PROMPT: Please reproduce the entire listing, character for character.

SUPPLIED DATA:
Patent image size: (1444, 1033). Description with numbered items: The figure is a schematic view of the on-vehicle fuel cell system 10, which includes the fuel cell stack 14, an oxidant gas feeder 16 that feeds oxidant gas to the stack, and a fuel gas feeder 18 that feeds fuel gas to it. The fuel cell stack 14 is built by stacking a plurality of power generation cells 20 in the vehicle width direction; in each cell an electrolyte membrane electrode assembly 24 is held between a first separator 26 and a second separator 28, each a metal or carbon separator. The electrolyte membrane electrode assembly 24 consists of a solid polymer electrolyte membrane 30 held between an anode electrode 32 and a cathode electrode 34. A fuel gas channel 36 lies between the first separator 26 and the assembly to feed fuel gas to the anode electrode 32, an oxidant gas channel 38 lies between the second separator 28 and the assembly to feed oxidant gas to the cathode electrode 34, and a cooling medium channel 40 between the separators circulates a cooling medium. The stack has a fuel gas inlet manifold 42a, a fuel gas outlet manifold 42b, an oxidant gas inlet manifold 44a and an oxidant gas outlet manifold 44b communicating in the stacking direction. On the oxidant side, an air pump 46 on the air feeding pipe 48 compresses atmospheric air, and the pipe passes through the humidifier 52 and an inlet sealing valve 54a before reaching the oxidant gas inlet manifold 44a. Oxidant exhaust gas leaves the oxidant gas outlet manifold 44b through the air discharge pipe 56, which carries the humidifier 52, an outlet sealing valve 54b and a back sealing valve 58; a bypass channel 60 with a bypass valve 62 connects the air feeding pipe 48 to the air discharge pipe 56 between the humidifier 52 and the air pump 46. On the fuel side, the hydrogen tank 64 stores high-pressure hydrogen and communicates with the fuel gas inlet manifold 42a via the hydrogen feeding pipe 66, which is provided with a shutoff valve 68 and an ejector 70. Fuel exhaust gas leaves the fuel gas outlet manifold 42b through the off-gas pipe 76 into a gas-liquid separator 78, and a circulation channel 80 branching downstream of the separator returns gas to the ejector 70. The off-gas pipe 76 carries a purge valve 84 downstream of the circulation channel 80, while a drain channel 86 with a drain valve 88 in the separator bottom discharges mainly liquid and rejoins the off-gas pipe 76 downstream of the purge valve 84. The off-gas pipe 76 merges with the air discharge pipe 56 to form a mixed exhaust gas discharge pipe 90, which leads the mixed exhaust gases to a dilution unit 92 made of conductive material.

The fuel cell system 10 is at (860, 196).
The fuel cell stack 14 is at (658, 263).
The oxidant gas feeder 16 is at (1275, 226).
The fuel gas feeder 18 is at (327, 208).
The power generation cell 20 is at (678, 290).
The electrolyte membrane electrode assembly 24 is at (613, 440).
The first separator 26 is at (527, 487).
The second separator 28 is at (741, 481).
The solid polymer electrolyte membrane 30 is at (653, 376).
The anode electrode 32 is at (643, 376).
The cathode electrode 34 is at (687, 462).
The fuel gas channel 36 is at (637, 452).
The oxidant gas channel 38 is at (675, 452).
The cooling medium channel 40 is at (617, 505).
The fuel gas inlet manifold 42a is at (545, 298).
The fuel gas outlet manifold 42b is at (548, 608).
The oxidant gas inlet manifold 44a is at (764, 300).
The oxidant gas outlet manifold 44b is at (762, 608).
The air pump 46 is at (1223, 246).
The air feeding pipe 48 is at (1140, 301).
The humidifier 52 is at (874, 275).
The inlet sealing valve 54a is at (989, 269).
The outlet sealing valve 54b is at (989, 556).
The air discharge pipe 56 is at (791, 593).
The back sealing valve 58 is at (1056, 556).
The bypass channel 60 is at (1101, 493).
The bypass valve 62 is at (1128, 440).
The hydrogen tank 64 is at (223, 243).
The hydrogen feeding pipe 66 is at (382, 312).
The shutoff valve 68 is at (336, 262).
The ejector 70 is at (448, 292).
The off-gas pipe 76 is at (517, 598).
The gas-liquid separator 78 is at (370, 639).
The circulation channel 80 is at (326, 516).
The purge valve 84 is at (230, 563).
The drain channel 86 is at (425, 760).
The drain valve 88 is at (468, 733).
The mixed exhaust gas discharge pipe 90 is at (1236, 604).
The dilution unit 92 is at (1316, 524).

OUTPUT BELOW:
Patent image size: (1444, 1033). Description with numbered items: The figure is a schematic view of the on-vehicle fuel cell system 10, which includes the fuel cell stack 14, an oxidant gas feeder 16 that feeds oxidant gas to the stack, and a fuel gas feeder 18 that feeds fuel gas to it. The fuel cell stack 14 is built by stacking a plurality of power generation cells 20 in the vehicle width direction; in each cell an electrolyte membrane electrode assembly 24 is held between a first separator 26 and a second separator 28, each a metal or carbon separator. The electrolyte membrane electrode assembly 24 consists of a solid polymer electrolyte membrane 30 held between an anode electrode 32 and a cathode electrode 34. A fuel gas channel 36 lies between the first separator 26 and the assembly to feed fuel gas to the anode electrode 32, an oxidant gas channel 38 lies between the second separator 28 and the assembly to feed oxidant gas to the cathode electrode 34, and a cooling medium channel 40 between the separators circulates a cooling medium. The stack has a fuel gas inlet manifold 42a, a fuel gas outlet manifold 42b, an oxidant gas inlet manifold 44a and an oxidant gas outlet manifold 44b communicating in the stacking direction. On the oxidant side, an air pump 46 on the air feeding pipe 48 compresses atmospheric air, and the pipe passes through the humidifier 52 and an inlet sealing valve 54a before reaching the oxidant gas inlet manifold 44a. Oxidant exhaust gas leaves the oxidant gas outlet manifold 44b through the air discharge pipe 56, which carries the humidifier 52, an outlet sealing valve 54b and a back sealing valve 58; a bypass channel 60 with a bypass valve 62 connects the air feeding pipe 48 to the air discharge pipe 56 between the humidifier 52 and the air pump 46. On the fuel side, the hydrogen tank 64 stores high-pressure hydrogen and communicates with the fuel gas inlet manifold 42a via the hydrogen feeding pipe 66, which is provided with a shutoff valve 68 and an ejector 70. Fuel exhaust gas leaves the fuel gas outlet manifold 42b through the off-gas pipe 76 into a gas-liquid separator 78, and a circulation channel 80 branching downstream of the separator returns gas to the ejector 70. The off-gas pipe 76 carries a purge valve 84 downstream of the circulation channel 80, while a drain channel 86 with a drain valve 88 in the separator bottom discharges mainly liquid and rejoins the off-gas pipe 76 downstream of the purge valve 84. The off-gas pipe 76 merges with the air discharge pipe 56 to form a mixed exhaust gas discharge pipe 90, which leads the mixed exhaust gases to a dilution unit 92 made of conductive material.

The fuel cell system 10 is at (860, 196).
The fuel cell stack 14 is at (658, 263).
The oxidant gas feeder 16 is at (1275, 226).
The fuel gas feeder 18 is at (327, 208).
The power generation cell 20 is at (678, 290).
The electrolyte membrane electrode assembly 24 is at (613, 440).
The first separator 26 is at (527, 487).
The second separator 28 is at (741, 481).
The solid polymer electrolyte membrane 30 is at (653, 376).
The anode electrode 32 is at (643, 376).
The cathode electrode 34 is at (687, 462).
The fuel gas channel 36 is at (637, 452).
The oxidant gas channel 38 is at (675, 452).
The cooling medium channel 40 is at (617, 505).
The fuel gas inlet manifold 42a is at (545, 298).
The fuel gas outlet manifold 42b is at (548, 608).
The oxidant gas inlet manifold 44a is at (764, 300).
The oxidant gas outlet manifold 44b is at (762, 608).
The air pump 46 is at (1223, 246).
The air feeding pipe 48 is at (1140, 301).
The humidifier 52 is at (874, 275).
The inlet sealing valve 54a is at (989, 269).
The outlet sealing valve 54b is at (989, 556).
The air discharge pipe 56 is at (791, 593).
The back sealing valve 58 is at (1056, 556).
The bypass channel 60 is at (1101, 493).
The bypass valve 62 is at (1128, 440).
The hydrogen tank 64 is at (223, 243).
The hydrogen feeding pipe 66 is at (382, 312).
The shutoff valve 68 is at (336, 262).
The ejector 70 is at (448, 292).
The off-gas pipe 76 is at (517, 598).
The gas-liquid separator 78 is at (370, 639).
The circulation channel 80 is at (326, 516).
The purge valve 84 is at (230, 563).
The drain channel 86 is at (425, 760).
The drain valve 88 is at (468, 733).
The mixed exhaust gas discharge pipe 90 is at (1236, 604).
The dilution unit 92 is at (1316, 524).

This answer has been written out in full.